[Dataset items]
◇ ◇ ◇ ◇
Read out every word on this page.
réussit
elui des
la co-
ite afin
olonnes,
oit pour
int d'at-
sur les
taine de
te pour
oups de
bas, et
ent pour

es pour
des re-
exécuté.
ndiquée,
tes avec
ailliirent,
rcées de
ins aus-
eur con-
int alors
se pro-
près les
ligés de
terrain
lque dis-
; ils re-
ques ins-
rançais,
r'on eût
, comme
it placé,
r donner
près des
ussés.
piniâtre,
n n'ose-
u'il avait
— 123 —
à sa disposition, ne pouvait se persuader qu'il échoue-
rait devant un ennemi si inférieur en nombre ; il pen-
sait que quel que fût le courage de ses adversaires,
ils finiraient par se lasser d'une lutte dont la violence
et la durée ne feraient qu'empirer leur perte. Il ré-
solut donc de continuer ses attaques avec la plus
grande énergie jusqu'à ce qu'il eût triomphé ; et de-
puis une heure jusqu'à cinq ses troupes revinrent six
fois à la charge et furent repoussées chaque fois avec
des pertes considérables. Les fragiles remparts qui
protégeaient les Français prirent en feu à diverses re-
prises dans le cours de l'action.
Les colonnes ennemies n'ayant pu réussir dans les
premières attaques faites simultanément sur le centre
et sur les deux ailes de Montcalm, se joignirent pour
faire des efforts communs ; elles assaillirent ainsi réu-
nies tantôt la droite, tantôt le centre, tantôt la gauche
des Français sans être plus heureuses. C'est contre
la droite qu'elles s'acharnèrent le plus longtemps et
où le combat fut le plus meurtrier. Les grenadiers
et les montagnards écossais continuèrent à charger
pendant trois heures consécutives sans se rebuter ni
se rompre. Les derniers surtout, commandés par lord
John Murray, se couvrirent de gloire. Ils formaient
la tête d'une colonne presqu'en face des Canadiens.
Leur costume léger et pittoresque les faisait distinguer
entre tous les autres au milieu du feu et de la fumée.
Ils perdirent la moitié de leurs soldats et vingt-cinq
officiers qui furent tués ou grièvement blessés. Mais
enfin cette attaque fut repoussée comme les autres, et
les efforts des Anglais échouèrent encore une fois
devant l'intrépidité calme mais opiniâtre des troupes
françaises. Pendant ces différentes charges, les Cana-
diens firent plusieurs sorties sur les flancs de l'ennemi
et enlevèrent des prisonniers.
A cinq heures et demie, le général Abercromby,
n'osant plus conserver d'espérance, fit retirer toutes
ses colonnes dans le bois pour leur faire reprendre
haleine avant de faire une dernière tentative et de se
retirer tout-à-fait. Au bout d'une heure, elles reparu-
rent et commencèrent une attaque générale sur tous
◇ ◇ ◇ ◇
From the entries above, copy out every line where the string "retirer" appears.

**Answer to the exercise:**
n'osant plus conserver d'espérance, fit retirer toutes
retirer tout-à-fait. Au bout d'une heure, elles reparu-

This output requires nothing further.